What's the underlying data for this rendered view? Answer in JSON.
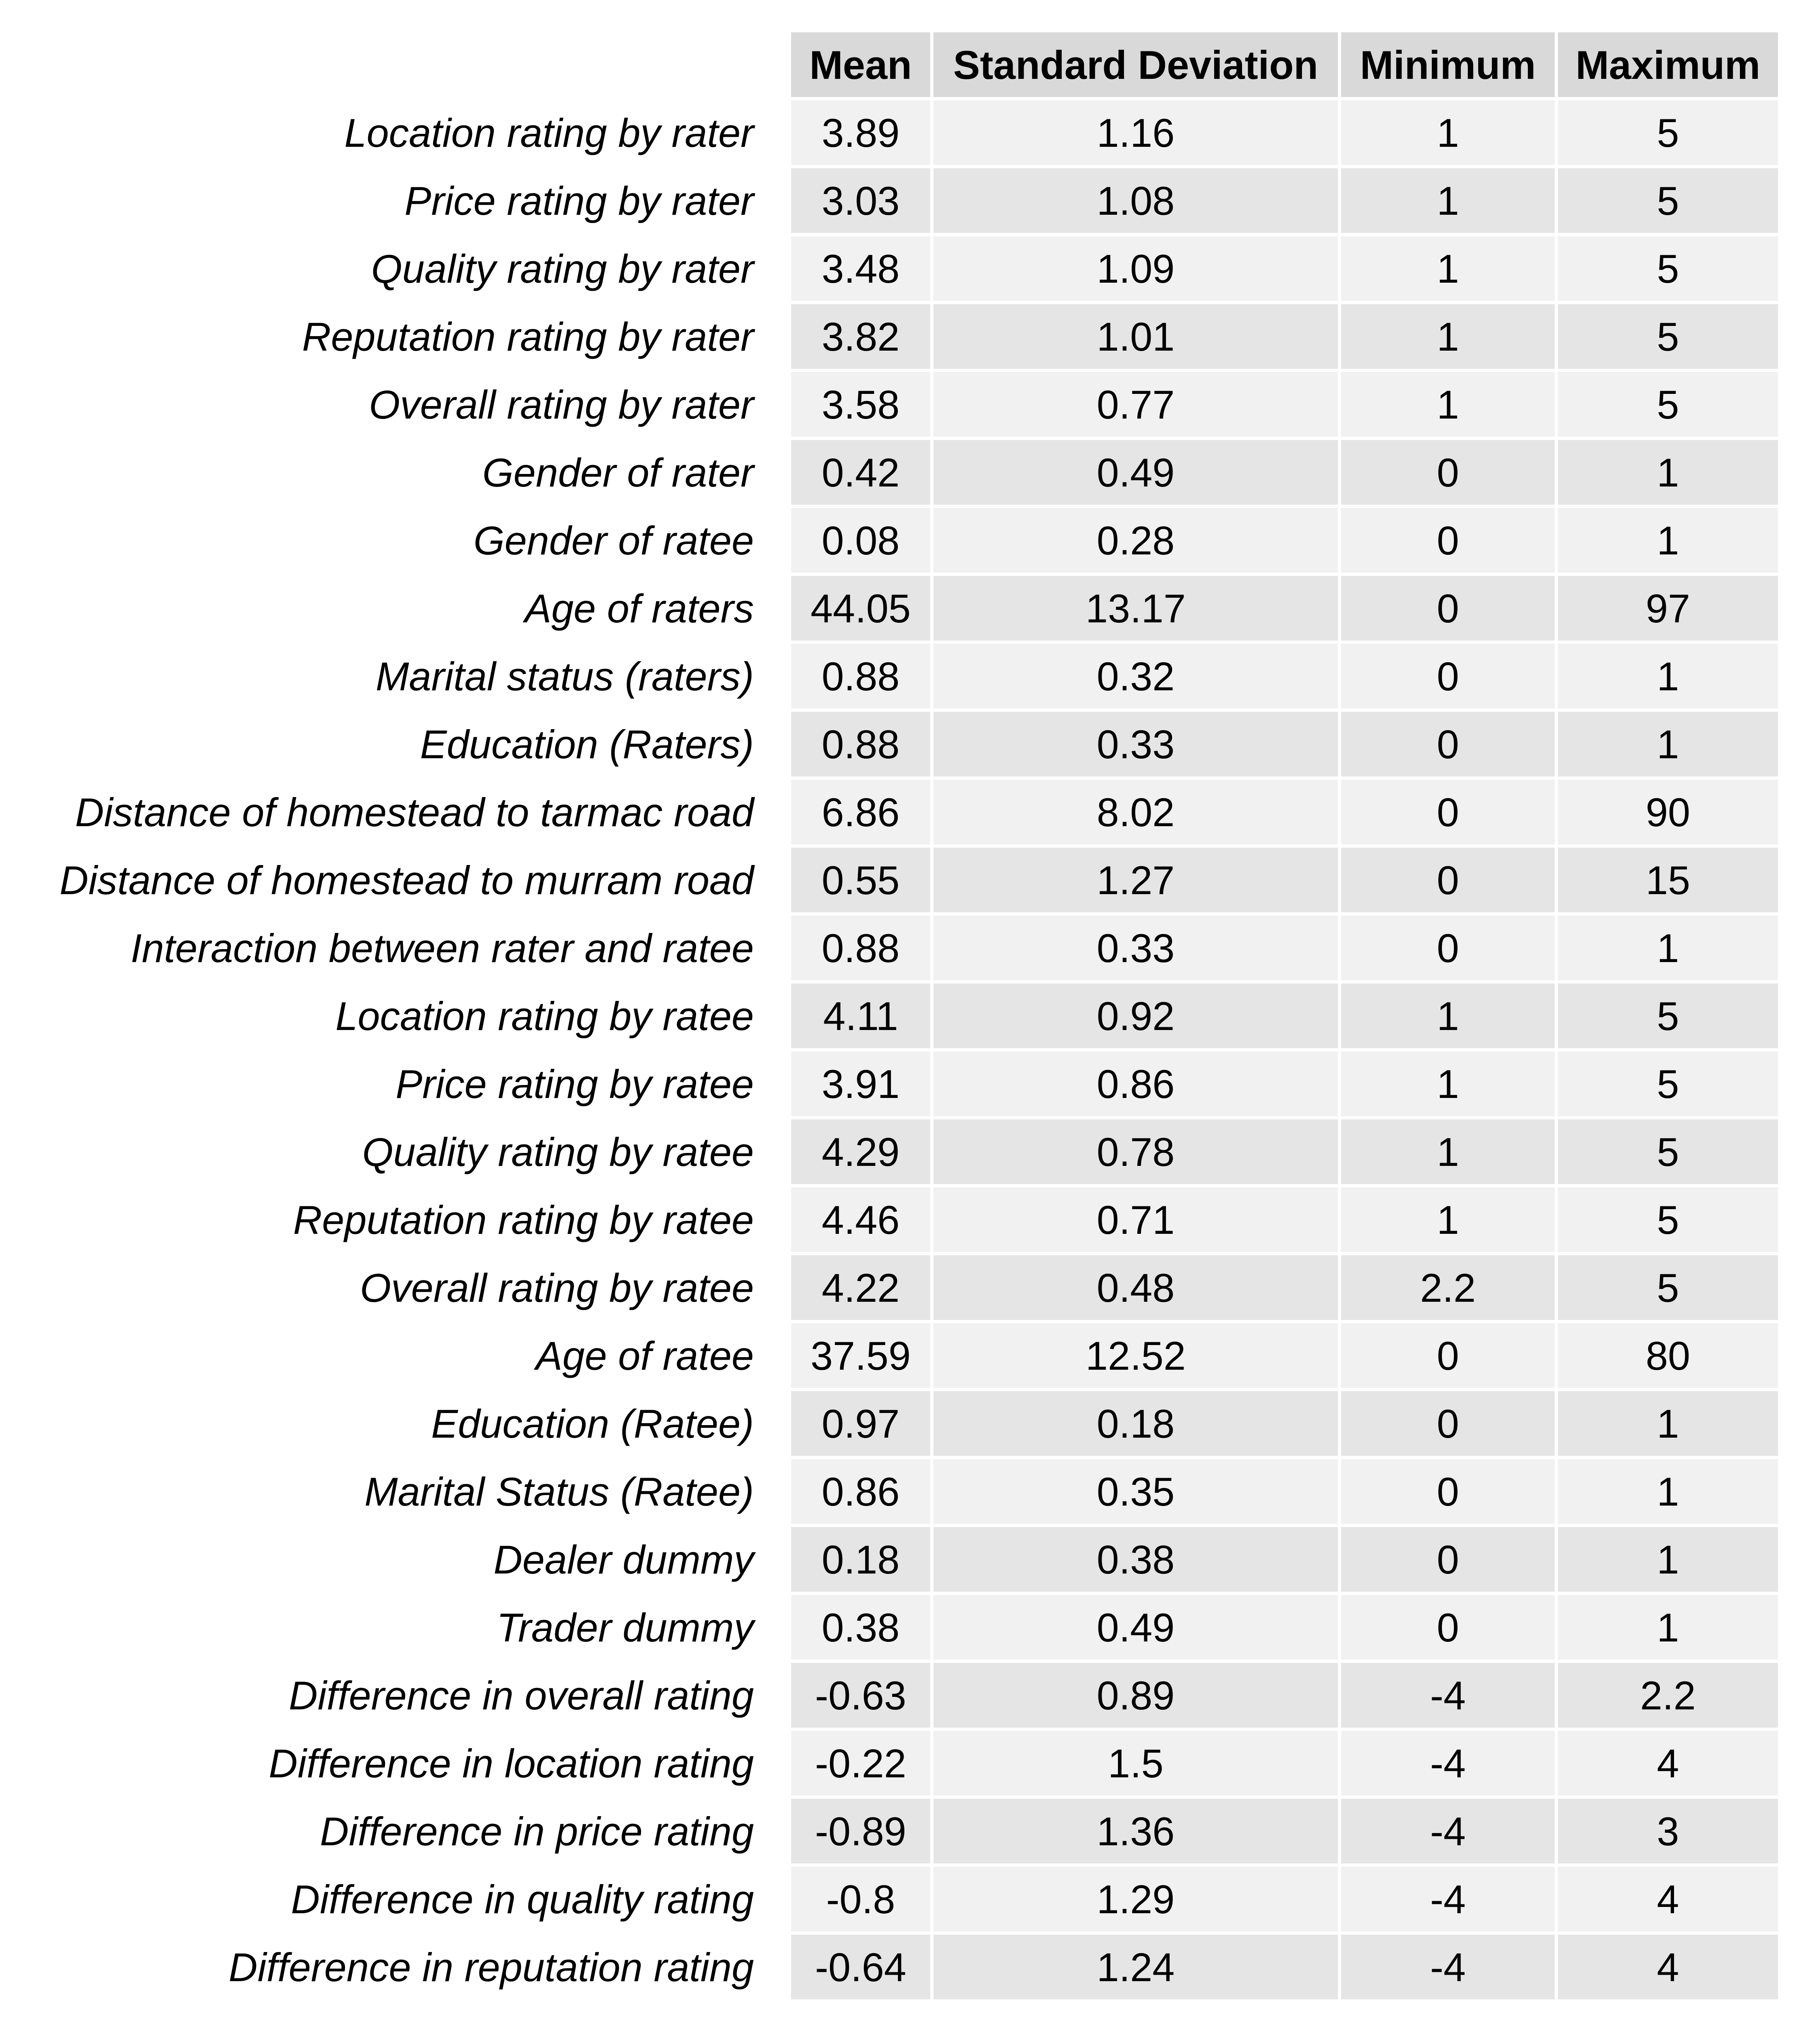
{
  "chart_data": {
    "type": "table",
    "columns": [
      "Mean",
      "Standard Deviation",
      "Minimum",
      "Maximum"
    ],
    "rows": [
      {
        "label": "Location rating by rater",
        "values": [
          "3.89",
          "1.16",
          "1",
          "5"
        ]
      },
      {
        "label": "Price rating by rater",
        "values": [
          "3.03",
          "1.08",
          "1",
          "5"
        ]
      },
      {
        "label": "Quality rating by rater",
        "values": [
          "3.48",
          "1.09",
          "1",
          "5"
        ]
      },
      {
        "label": "Reputation rating by rater",
        "values": [
          "3.82",
          "1.01",
          "1",
          "5"
        ]
      },
      {
        "label": "Overall rating by rater",
        "values": [
          "3.58",
          "0.77",
          "1",
          "5"
        ]
      },
      {
        "label": "Gender of rater",
        "values": [
          "0.42",
          "0.49",
          "0",
          "1"
        ]
      },
      {
        "label": "Gender of ratee",
        "values": [
          "0.08",
          "0.28",
          "0",
          "1"
        ]
      },
      {
        "label": "Age of raters",
        "values": [
          "44.05",
          "13.17",
          "0",
          "97"
        ]
      },
      {
        "label": "Marital status (raters)",
        "values": [
          "0.88",
          "0.32",
          "0",
          "1"
        ]
      },
      {
        "label": "Education (Raters)",
        "values": [
          "0.88",
          "0.33",
          "0",
          "1"
        ]
      },
      {
        "label": "Distance of homestead to tarmac road",
        "values": [
          "6.86",
          "8.02",
          "0",
          "90"
        ]
      },
      {
        "label": "Distance of homestead to murram road",
        "values": [
          "0.55",
          "1.27",
          "0",
          "15"
        ]
      },
      {
        "label": "Interaction between rater and ratee",
        "values": [
          "0.88",
          "0.33",
          "0",
          "1"
        ]
      },
      {
        "label": "Location rating by ratee",
        "values": [
          "4.11",
          "0.92",
          "1",
          "5"
        ]
      },
      {
        "label": "Price rating by ratee",
        "values": [
          "3.91",
          "0.86",
          "1",
          "5"
        ]
      },
      {
        "label": "Quality rating by ratee",
        "values": [
          "4.29",
          "0.78",
          "1",
          "5"
        ]
      },
      {
        "label": "Reputation rating by ratee",
        "values": [
          "4.46",
          "0.71",
          "1",
          "5"
        ]
      },
      {
        "label": "Overall rating by ratee",
        "values": [
          "4.22",
          "0.48",
          "2.2",
          "5"
        ]
      },
      {
        "label": "Age of ratee",
        "values": [
          "37.59",
          "12.52",
          "0",
          "80"
        ]
      },
      {
        "label": "Education (Ratee)",
        "values": [
          "0.97",
          "0.18",
          "0",
          "1"
        ]
      },
      {
        "label": "Marital Status (Ratee)",
        "values": [
          "0.86",
          "0.35",
          "0",
          "1"
        ]
      },
      {
        "label": "Dealer dummy",
        "values": [
          "0.18",
          "0.38",
          "0",
          "1"
        ]
      },
      {
        "label": "Trader dummy",
        "values": [
          "0.38",
          "0.49",
          "0",
          "1"
        ]
      },
      {
        "label": "Difference in overall rating",
        "values": [
          "-0.63",
          "0.89",
          "-4",
          "2.2"
        ]
      },
      {
        "label": "Difference in location rating",
        "values": [
          "-0.22",
          "1.5",
          "-4",
          "4"
        ]
      },
      {
        "label": "Difference in price rating",
        "values": [
          "-0.89",
          "1.36",
          "-4",
          "3"
        ]
      },
      {
        "label": "Difference in quality rating",
        "values": [
          "-0.8",
          "1.29",
          "-4",
          "4"
        ]
      },
      {
        "label": "Difference in reputation rating",
        "values": [
          "-0.64",
          "1.24",
          "-4",
          "4"
        ]
      }
    ],
    "colors": {
      "header_fill": "#d9d9d9",
      "row_fill_light": "#f1f1f1",
      "row_fill_dark": "#e5e5e5"
    }
  }
}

========

- [SHORT PROBLEM]:
Every line holding "Education" should be copied out.

- [SOLUTION TO THE PROBLEM]:
        "label": "Education (Raters)",
        "label": "Education (Ratee)",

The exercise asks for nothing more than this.